## Begin Records
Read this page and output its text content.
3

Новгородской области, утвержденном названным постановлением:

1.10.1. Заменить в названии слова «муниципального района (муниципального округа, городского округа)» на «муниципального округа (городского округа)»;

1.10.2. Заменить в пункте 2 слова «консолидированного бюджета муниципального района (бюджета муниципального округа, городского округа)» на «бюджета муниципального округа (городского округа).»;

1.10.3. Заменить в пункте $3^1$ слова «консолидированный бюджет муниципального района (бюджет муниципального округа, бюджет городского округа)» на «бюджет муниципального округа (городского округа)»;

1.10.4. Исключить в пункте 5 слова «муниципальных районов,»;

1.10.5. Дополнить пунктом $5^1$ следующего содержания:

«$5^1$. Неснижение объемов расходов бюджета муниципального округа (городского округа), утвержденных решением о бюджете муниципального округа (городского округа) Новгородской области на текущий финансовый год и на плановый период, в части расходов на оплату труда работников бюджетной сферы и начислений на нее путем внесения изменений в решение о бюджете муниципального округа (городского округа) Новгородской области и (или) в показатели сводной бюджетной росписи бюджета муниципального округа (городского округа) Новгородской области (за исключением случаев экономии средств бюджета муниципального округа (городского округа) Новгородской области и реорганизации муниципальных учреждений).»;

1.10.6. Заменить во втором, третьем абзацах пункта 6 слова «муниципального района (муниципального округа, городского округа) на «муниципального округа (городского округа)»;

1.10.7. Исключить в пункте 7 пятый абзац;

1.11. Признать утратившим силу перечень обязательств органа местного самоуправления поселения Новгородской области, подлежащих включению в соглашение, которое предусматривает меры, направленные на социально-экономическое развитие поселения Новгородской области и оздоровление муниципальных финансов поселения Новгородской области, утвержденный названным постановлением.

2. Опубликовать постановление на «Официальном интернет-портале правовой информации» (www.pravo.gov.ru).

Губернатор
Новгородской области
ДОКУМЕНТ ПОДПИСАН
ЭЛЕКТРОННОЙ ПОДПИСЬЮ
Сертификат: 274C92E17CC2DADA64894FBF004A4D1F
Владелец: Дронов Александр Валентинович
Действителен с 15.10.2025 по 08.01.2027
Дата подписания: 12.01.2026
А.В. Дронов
## End Records
Instructions to follow -> Each record above should be output again exactly.

Reply to the task ->
Read this page and output its text content.
3

Новгородской области, утвержденном названным постановлением:

1.10.1. Заменить в названии слова «муниципального района (муниципального округа, городского округа)» на «муниципального округа (городского округа)»;

1.10.2. Заменить в пункте 2 слова «консолидированного бюджета муниципального района (бюджета муниципального округа, городского округа)» на «бюджета муниципального округа (городского округа).»;

1.10.3. Заменить в пункте $3^1$ слова «консолидированный бюджет муниципального района (бюджет муниципального округа, бюджет городского округа)» на «бюджет муниципального округа (городского округа)»;

1.10.4. Исключить в пункте 5 слова «муниципальных районов,»;

1.10.5. Дополнить пунктом $5^1$ следующего содержания:

«$5^1$. Неснижение объемов расходов бюджета муниципального округа (городского округа), утвержденных решением о бюджете муниципального округа (городского округа) Новгородской области на текущий финансовый год и на плановый период, в части расходов на оплату труда работников бюджетной сферы и начислений на нее путем внесения изменений в решение о бюджете муниципального округа (городского округа) Новгородской области и (или) в показатели сводной бюджетной росписи бюджета муниципального округа (городского округа) Новгородской области (за исключением случаев экономии средств бюджета муниципального округа (городского округа) Новгородской области и реорганизации муниципальных учреждений).»;

1.10.6. Заменить во втором, третьем абзацах пункта 6 слова «муниципального района (муниципального округа, городского округа) на «муниципального округа (городского округа)»;

1.10.7. Исключить в пункте 7 пятый абзац;

1.11. Признать утратившим силу перечень обязательств органа местного самоуправления поселения Новгородской области, подлежащих включению в соглашение, которое предусматривает меры, направленные на социально-экономическое развитие поселения Новгородской области и оздоровление муниципальных финансов поселения Новгородской области, утвержденный названным постановлением.

2. Опубликовать постановление на «Официальном интернет-портале правовой информации» (www.pravo.gov.ru).

Губернатор
Новгородской области
ДОКУМЕНТ ПОДПИСАН
ЭЛЕКТРОННОЙ ПОДПИСЬЮ
Сертификат: 274C92E17CC2DADA64894FBF004A4D1F
Владелец: Дронов Александр Валентинович
Действителен с 15.10.2025 по 08.01.2027
Дата подписания: 12.01.2026
А.В. Дронов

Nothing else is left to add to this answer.